§ **Figure record listings**
------------------------------------------------
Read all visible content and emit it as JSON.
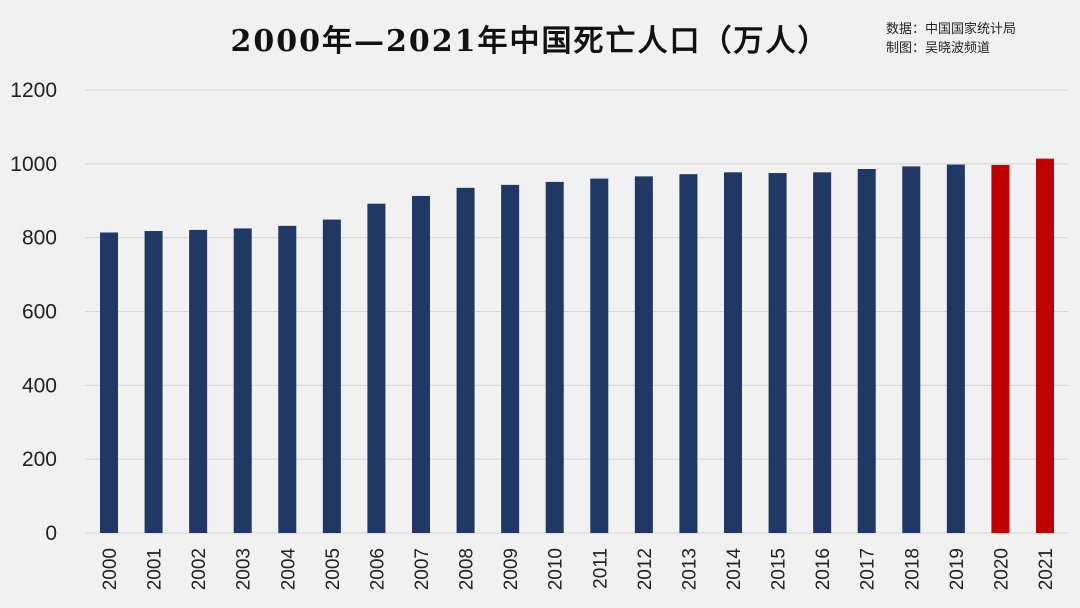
{
  "title": "2000年—2021年中国死亡人口（万人）",
  "source": {
    "data_line": "数据：中国国家统计局",
    "author_line": "制图：吴晓波频道"
  },
  "colors": {
    "bar_default": "#1f3864",
    "bar_highlight": "#c00000",
    "grid": "#d4d4d4",
    "background": "#f1f1f1"
  },
  "chart_data": {
    "type": "bar",
    "title": "2000年—2021年中国死亡人口（万人）",
    "xlabel": "",
    "ylabel": "",
    "ylim": [
      0,
      1200
    ],
    "yticks": [
      0,
      200,
      400,
      600,
      800,
      1000,
      1200
    ],
    "grid": true,
    "categories": [
      "2000",
      "2001",
      "2002",
      "2003",
      "2004",
      "2005",
      "2006",
      "2007",
      "2008",
      "2009",
      "2010",
      "2011",
      "2012",
      "2013",
      "2014",
      "2015",
      "2016",
      "2017",
      "2018",
      "2019",
      "2020",
      "2021"
    ],
    "values": [
      814,
      818,
      821,
      825,
      832,
      849,
      892,
      913,
      935,
      943,
      951,
      960,
      966,
      972,
      977,
      975,
      977,
      986,
      993,
      998,
      997,
      1014
    ],
    "highlighted_categories": [
      "2020",
      "2021"
    ]
  }
}
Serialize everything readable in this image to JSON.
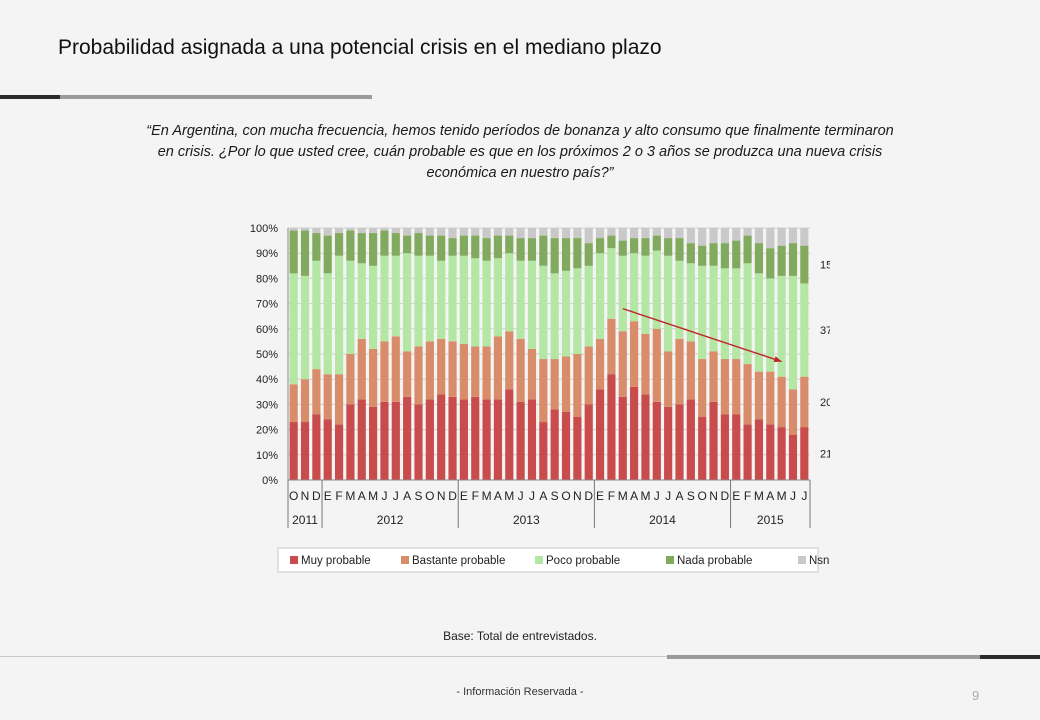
{
  "slide": {
    "title": "Probabilidad asignada a una potencial crisis en el mediano plazo",
    "question": "“En Argentina, con mucha frecuencia, hemos tenido períodos de bonanza y alto consumo que finalmente terminaron en crisis. ¿Por lo que usted cree, cuán probable es que en los próximos 2 o 3 años se produzca una nueva crisis económica en nuestro país?”",
    "base_note": "Base: Total de entrevistados.",
    "footer": "- Información Reservada -",
    "page_number": "9"
  },
  "chart_data": {
    "type": "bar",
    "stacked": true,
    "ylim": [
      0,
      100
    ],
    "y_ticks": [
      "0%",
      "10%",
      "20%",
      "30%",
      "40%",
      "50%",
      "60%",
      "70%",
      "80%",
      "90%",
      "100%"
    ],
    "month_labels": [
      "O",
      "N",
      "D",
      "E",
      "F",
      "M",
      "A",
      "M",
      "J",
      "J",
      "A",
      "S",
      "O",
      "N",
      "D",
      "E",
      "F",
      "M",
      "A",
      "M",
      "J",
      "J",
      "A",
      "S",
      "O",
      "N",
      "D",
      "E",
      "F",
      "M",
      "A",
      "M",
      "J",
      "J",
      "A",
      "S",
      "O",
      "N",
      "D",
      "E",
      "F",
      "M",
      "A",
      "M",
      "J",
      "J"
    ],
    "year_groups": [
      {
        "label": "2011",
        "count": 3
      },
      {
        "label": "2012",
        "count": 12
      },
      {
        "label": "2013",
        "count": 12
      },
      {
        "label": "2014",
        "count": 12
      },
      {
        "label": "2015",
        "count": 7
      }
    ],
    "colors": [
      "#c94c4c",
      "#d98c6a",
      "#b4e6a4",
      "#82aa5e",
      "#c9c9c9"
    ],
    "series": [
      {
        "name": "Muy probable",
        "values": [
          23,
          23,
          26,
          24,
          22,
          30,
          32,
          29,
          31,
          31,
          33,
          30,
          32,
          34,
          33,
          32,
          33,
          32,
          32,
          36,
          31,
          32,
          23,
          28,
          27,
          25,
          30,
          36,
          42,
          33,
          37,
          34,
          31,
          29,
          30,
          32,
          25,
          31,
          26,
          26,
          22,
          24,
          22,
          21,
          18,
          21
        ]
      },
      {
        "name": "Bastante probable",
        "values": [
          15,
          17,
          18,
          18,
          20,
          20,
          24,
          23,
          24,
          26,
          18,
          23,
          23,
          22,
          22,
          22,
          20,
          21,
          25,
          23,
          25,
          20,
          25,
          20,
          22,
          25,
          23,
          20,
          22,
          26,
          26,
          24,
          29,
          22,
          26,
          23,
          23,
          20,
          22,
          22,
          24,
          19,
          21,
          20,
          18,
          20
        ]
      },
      {
        "name": "Poco probable",
        "values": [
          44,
          41,
          43,
          40,
          47,
          37,
          30,
          33,
          34,
          32,
          39,
          36,
          34,
          31,
          34,
          35,
          35,
          34,
          31,
          31,
          31,
          35,
          37,
          34,
          34,
          34,
          32,
          34,
          28,
          30,
          27,
          31,
          31,
          38,
          31,
          31,
          37,
          34,
          36,
          36,
          40,
          39,
          37,
          40,
          45,
          37
        ]
      },
      {
        "name": "Nada probable",
        "values": [
          17,
          18,
          11,
          15,
          9,
          12,
          12,
          13,
          10,
          9,
          7,
          9,
          8,
          10,
          7,
          8,
          9,
          9,
          9,
          7,
          9,
          9,
          12,
          14,
          13,
          12,
          9,
          6,
          5,
          6,
          6,
          7,
          6,
          7,
          9,
          8,
          8,
          9,
          10,
          11,
          11,
          12,
          12,
          12,
          13,
          15
        ]
      },
      {
        "name": "Nsnc",
        "values": [
          1,
          1,
          2,
          3,
          2,
          1,
          2,
          2,
          1,
          2,
          3,
          2,
          3,
          3,
          4,
          3,
          3,
          4,
          3,
          3,
          4,
          4,
          3,
          4,
          4,
          4,
          6,
          4,
          3,
          5,
          4,
          4,
          3,
          4,
          4,
          6,
          7,
          6,
          6,
          5,
          3,
          6,
          8,
          7,
          6,
          7
        ]
      }
    ],
    "right_labels": [
      "15",
      "37",
      "20",
      "21"
    ],
    "trend_arrow": {
      "from_index": 29,
      "from_value": 68,
      "to_index": 43,
      "to_value": 47
    }
  }
}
------------------------------------------------
§ **Work instructions**
Keep the pictures out and write out the records exactly.

§ **Written answer**
Read all visible content and emit it as JSON.
{
  "title": "2000年—2021年中国死亡人口（万人）",
  "source": {
    "data_line": "数据：中国国家统计局",
    "author_line": "制图：吴晓波频道"
  },
  "colors": {
    "bar_default": "#1f3864",
    "bar_highlight": "#c00000",
    "grid": "#d4d4d4",
    "background": "#f1f1f1"
  },
  "chart_data": {
    "type": "bar",
    "title": "2000年—2021年中国死亡人口（万人）",
    "xlabel": "",
    "ylabel": "",
    "ylim": [
      0,
      1200
    ],
    "yticks": [
      0,
      200,
      400,
      600,
      800,
      1000,
      1200
    ],
    "grid": true,
    "categories": [
      "2000",
      "2001",
      "2002",
      "2003",
      "2004",
      "2005",
      "2006",
      "2007",
      "2008",
      "2009",
      "2010",
      "2011",
      "2012",
      "2013",
      "2014",
      "2015",
      "2016",
      "2017",
      "2018",
      "2019",
      "2020",
      "2021"
    ],
    "values": [
      814,
      818,
      821,
      825,
      832,
      849,
      892,
      913,
      935,
      943,
      951,
      960,
      966,
      972,
      977,
      975,
      977,
      986,
      993,
      998,
      997,
      1014
    ],
    "highlighted_categories": [
      "2020",
      "2021"
    ]
  }
}
Serialize everything readable in this image to JSON.
{
  "slide": {
    "title": "Probabilidad asignada a una potencial crisis en el mediano plazo",
    "question": "“En Argentina, con mucha frecuencia, hemos tenido períodos de bonanza y alto consumo que finalmente terminaron en crisis. ¿Por lo que usted cree, cuán probable es que en los próximos 2 o 3 años se produzca una nueva crisis económica en nuestro país?”",
    "base_note": "Base: Total de entrevistados.",
    "footer": "- Información Reservada -",
    "page_number": "9"
  },
  "chart_data": {
    "type": "bar",
    "stacked": true,
    "ylim": [
      0,
      100
    ],
    "y_ticks": [
      "0%",
      "10%",
      "20%",
      "30%",
      "40%",
      "50%",
      "60%",
      "70%",
      "80%",
      "90%",
      "100%"
    ],
    "month_labels": [
      "O",
      "N",
      "D",
      "E",
      "F",
      "M",
      "A",
      "M",
      "J",
      "J",
      "A",
      "S",
      "O",
      "N",
      "D",
      "E",
      "F",
      "M",
      "A",
      "M",
      "J",
      "J",
      "A",
      "S",
      "O",
      "N",
      "D",
      "E",
      "F",
      "M",
      "A",
      "M",
      "J",
      "J",
      "A",
      "S",
      "O",
      "N",
      "D",
      "E",
      "F",
      "M",
      "A",
      "M",
      "J",
      "J"
    ],
    "year_groups": [
      {
        "label": "2011",
        "count": 3
      },
      {
        "label": "2012",
        "count": 12
      },
      {
        "label": "2013",
        "count": 12
      },
      {
        "label": "2014",
        "count": 12
      },
      {
        "label": "2015",
        "count": 7
      }
    ],
    "colors": [
      "#c94c4c",
      "#d98c6a",
      "#b4e6a4",
      "#82aa5e",
      "#c9c9c9"
    ],
    "series": [
      {
        "name": "Muy probable",
        "values": [
          23,
          23,
          26,
          24,
          22,
          30,
          32,
          29,
          31,
          31,
          33,
          30,
          32,
          34,
          33,
          32,
          33,
          32,
          32,
          36,
          31,
          32,
          23,
          28,
          27,
          25,
          30,
          36,
          42,
          33,
          37,
          34,
          31,
          29,
          30,
          32,
          25,
          31,
          26,
          26,
          22,
          24,
          22,
          21,
          18,
          21
        ]
      },
      {
        "name": "Bastante probable",
        "values": [
          15,
          17,
          18,
          18,
          20,
          20,
          24,
          23,
          24,
          26,
          18,
          23,
          23,
          22,
          22,
          22,
          20,
          21,
          25,
          23,
          25,
          20,
          25,
          20,
          22,
          25,
          23,
          20,
          22,
          26,
          26,
          24,
          29,
          22,
          26,
          23,
          23,
          20,
          22,
          22,
          24,
          19,
          21,
          20,
          18,
          20
        ]
      },
      {
        "name": "Poco probable",
        "values": [
          44,
          41,
          43,
          40,
          47,
          37,
          30,
          33,
          34,
          32,
          39,
          36,
          34,
          31,
          34,
          35,
          35,
          34,
          31,
          31,
          31,
          35,
          37,
          34,
          34,
          34,
          32,
          34,
          28,
          30,
          27,
          31,
          31,
          38,
          31,
          31,
          37,
          34,
          36,
          36,
          40,
          39,
          37,
          40,
          45,
          37
        ]
      },
      {
        "name": "Nada probable",
        "values": [
          17,
          18,
          11,
          15,
          9,
          12,
          12,
          13,
          10,
          9,
          7,
          9,
          8,
          10,
          7,
          8,
          9,
          9,
          9,
          7,
          9,
          9,
          12,
          14,
          13,
          12,
          9,
          6,
          5,
          6,
          6,
          7,
          6,
          7,
          9,
          8,
          8,
          9,
          10,
          11,
          11,
          12,
          12,
          12,
          13,
          15
        ]
      },
      {
        "name": "Nsnc",
        "values": [
          1,
          1,
          2,
          3,
          2,
          1,
          2,
          2,
          1,
          2,
          3,
          2,
          3,
          3,
          4,
          3,
          3,
          4,
          3,
          3,
          4,
          4,
          3,
          4,
          4,
          4,
          6,
          4,
          3,
          5,
          4,
          4,
          3,
          4,
          4,
          6,
          7,
          6,
          6,
          5,
          3,
          6,
          8,
          7,
          6,
          7
        ]
      }
    ],
    "right_labels": [
      "15",
      "37",
      "20",
      "21"
    ],
    "trend_arrow": {
      "from_index": 29,
      "from_value": 68,
      "to_index": 43,
      "to_value": 47
    }
  }
}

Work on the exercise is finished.